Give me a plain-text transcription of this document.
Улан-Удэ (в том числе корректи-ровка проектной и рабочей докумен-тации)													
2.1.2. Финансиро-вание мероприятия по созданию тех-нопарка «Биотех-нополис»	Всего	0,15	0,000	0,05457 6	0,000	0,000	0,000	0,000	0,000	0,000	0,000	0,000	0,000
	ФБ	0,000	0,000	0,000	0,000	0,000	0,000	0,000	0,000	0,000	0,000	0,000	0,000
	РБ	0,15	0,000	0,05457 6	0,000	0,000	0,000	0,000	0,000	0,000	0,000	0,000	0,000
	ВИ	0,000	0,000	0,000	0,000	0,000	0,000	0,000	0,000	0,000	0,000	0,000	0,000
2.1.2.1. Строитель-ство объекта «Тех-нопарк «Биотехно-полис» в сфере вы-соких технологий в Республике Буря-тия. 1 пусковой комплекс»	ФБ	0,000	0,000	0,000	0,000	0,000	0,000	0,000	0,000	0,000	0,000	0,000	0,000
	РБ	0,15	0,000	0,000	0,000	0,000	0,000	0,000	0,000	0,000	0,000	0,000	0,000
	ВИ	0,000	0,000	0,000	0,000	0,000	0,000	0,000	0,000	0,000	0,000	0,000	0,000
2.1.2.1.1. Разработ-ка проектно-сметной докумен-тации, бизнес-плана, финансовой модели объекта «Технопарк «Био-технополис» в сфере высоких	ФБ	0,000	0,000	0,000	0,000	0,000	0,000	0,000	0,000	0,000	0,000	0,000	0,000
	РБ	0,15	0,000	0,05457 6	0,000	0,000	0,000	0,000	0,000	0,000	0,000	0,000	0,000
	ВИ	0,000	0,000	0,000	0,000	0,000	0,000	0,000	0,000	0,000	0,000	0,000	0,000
● ● ● ● ●
Stated exercise: Everything in the listing above should be restated exactly.

Full solution:
Give me a plain-text transcription of this document.
Улан-Удэ (в том числе корректи-ровка проектной и рабочей докумен-тации)													
2.1.2. Финансиро-вание мероприятия по созданию тех-нопарка «Биотех-нополис»	Всего	0,15	0,000	0,05457 6	0,000	0,000	0,000	0,000	0,000	0,000	0,000	0,000	0,000
	ФБ	0,000	0,000	0,000	0,000	0,000	0,000	0,000	0,000	0,000	0,000	0,000	0,000
	РБ	0,15	0,000	0,05457 6	0,000	0,000	0,000	0,000	0,000	0,000	0,000	0,000	0,000
	ВИ	0,000	0,000	0,000	0,000	0,000	0,000	0,000	0,000	0,000	0,000	0,000	0,000
2.1.2.1. Строитель-ство объекта «Тех-нопарк «Биотехно-полис» в сфере вы-соких технологий в Республике Буря-тия. 1 пусковой комплекс»	ФБ	0,000	0,000	0,000	0,000	0,000	0,000	0,000	0,000	0,000	0,000	0,000	0,000
	РБ	0,15	0,000	0,000	0,000	0,000	0,000	0,000	0,000	0,000	0,000	0,000	0,000
	ВИ	0,000	0,000	0,000	0,000	0,000	0,000	0,000	0,000	0,000	0,000	0,000	0,000
2.1.2.1.1. Разработ-ка проектно-сметной докумен-тации, бизнес-плана, финансовой модели объекта «Технопарк «Био-технополис» в сфере высоких	ФБ	0,000	0,000	0,000	0,000	0,000	0,000	0,000	0,000	0,000	0,000	0,000	0,000
	РБ	0,15	0,000	0,05457 6	0,000	0,000	0,000	0,000	0,000	0,000	0,000	0,000	0,000
	ВИ	0,000	0,000	0,000	0,000	0,000	0,000	0,000	0,000	0,000	0,000	0,000	0,000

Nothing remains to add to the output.